• [Written exercise]
Determine how many lines of the records include "JSON", and answer with the number alone.

Dataset items
□ □ □ □ □ □ □
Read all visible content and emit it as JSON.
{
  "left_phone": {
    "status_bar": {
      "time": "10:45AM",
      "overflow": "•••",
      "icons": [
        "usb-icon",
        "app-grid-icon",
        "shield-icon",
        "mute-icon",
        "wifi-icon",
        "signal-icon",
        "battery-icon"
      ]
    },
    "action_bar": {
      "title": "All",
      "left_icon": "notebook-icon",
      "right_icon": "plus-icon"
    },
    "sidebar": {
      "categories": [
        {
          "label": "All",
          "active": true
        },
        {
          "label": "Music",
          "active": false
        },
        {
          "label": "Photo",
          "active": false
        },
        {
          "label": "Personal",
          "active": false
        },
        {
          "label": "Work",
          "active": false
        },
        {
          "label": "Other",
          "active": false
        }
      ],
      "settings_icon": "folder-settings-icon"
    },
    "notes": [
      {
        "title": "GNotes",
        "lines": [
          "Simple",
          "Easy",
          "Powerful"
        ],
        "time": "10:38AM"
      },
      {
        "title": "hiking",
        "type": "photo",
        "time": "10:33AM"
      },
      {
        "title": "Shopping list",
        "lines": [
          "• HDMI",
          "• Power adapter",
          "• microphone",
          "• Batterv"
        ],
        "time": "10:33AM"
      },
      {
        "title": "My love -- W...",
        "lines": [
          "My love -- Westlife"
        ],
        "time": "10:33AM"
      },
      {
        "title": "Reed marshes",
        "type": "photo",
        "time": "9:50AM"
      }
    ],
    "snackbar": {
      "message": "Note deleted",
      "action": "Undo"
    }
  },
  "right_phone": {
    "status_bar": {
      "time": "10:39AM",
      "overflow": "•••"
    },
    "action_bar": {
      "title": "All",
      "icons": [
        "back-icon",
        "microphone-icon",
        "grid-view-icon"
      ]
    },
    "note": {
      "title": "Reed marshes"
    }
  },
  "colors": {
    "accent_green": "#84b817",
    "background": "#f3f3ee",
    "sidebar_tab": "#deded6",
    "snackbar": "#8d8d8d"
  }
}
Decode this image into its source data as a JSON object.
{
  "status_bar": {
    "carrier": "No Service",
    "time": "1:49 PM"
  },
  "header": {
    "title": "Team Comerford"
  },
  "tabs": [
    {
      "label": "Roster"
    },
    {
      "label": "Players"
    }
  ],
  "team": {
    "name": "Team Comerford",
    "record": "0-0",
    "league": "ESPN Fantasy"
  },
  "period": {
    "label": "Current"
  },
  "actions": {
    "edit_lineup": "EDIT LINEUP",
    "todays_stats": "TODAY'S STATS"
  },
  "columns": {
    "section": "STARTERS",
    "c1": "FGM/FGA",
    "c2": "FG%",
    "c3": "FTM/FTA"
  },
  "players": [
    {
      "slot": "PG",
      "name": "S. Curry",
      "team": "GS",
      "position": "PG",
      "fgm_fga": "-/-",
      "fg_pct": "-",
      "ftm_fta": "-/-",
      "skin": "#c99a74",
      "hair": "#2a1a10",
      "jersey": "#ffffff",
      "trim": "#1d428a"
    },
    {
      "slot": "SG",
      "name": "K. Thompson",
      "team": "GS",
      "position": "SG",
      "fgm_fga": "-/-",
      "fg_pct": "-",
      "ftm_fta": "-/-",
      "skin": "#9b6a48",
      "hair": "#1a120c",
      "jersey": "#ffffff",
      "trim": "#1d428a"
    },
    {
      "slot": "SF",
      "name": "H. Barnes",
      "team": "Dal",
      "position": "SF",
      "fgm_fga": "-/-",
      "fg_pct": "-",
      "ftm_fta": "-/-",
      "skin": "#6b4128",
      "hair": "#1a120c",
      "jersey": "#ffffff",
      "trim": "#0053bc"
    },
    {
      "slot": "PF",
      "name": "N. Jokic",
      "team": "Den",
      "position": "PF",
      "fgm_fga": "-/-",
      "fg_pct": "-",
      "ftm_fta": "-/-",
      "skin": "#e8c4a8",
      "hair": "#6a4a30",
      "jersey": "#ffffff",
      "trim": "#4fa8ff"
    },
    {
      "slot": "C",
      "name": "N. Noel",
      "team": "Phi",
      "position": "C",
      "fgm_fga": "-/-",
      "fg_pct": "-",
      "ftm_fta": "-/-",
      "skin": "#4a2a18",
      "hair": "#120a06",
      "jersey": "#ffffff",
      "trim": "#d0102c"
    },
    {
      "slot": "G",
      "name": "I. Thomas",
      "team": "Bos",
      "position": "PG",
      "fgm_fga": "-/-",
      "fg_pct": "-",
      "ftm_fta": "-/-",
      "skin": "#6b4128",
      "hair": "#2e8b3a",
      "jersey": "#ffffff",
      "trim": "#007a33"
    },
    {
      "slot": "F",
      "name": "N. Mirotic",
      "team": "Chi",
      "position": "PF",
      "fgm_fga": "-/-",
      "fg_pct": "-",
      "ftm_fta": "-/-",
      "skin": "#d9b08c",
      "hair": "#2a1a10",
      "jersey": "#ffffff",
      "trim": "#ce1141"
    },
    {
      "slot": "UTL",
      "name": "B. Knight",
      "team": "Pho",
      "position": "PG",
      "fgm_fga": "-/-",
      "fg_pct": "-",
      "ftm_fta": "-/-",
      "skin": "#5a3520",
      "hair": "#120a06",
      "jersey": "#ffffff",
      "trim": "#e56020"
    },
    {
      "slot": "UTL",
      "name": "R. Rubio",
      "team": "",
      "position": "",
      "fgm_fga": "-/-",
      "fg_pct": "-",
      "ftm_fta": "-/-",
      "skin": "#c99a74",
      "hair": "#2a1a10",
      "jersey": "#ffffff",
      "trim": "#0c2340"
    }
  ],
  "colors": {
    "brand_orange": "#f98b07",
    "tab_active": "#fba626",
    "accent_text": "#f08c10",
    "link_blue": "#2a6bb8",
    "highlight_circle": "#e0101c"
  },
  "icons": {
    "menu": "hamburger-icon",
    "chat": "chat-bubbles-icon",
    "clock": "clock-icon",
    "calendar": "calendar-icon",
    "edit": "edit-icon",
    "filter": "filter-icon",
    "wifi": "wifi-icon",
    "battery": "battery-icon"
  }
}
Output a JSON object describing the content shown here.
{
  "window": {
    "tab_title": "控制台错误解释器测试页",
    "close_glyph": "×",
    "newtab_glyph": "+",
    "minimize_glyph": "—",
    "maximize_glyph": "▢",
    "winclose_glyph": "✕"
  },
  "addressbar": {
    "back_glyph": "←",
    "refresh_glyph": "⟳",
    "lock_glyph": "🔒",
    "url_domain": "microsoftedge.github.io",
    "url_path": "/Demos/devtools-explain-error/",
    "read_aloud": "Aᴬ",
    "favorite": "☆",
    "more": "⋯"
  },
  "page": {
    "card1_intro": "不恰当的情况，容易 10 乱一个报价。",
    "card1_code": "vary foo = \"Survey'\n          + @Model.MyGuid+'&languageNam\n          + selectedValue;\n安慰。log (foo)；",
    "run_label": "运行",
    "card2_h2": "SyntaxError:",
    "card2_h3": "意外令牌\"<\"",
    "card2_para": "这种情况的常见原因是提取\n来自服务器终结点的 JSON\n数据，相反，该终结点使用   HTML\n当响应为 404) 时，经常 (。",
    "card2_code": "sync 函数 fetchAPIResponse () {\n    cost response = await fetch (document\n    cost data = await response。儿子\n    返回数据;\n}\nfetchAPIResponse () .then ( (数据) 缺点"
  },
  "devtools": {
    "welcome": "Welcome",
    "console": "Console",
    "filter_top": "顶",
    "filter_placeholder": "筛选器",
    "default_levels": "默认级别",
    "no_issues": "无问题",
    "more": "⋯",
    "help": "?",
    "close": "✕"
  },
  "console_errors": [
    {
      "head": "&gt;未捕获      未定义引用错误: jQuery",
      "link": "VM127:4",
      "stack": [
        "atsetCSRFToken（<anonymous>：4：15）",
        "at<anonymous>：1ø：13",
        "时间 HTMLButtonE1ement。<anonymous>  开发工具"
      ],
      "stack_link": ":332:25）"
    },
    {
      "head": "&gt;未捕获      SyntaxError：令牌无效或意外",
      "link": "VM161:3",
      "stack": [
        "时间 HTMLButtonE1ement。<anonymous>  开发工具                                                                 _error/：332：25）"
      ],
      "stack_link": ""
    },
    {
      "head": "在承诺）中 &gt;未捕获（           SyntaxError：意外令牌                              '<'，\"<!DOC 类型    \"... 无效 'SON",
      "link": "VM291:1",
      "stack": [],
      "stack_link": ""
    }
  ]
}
□ □ □ □ □ □ □
• [Problem solution]
4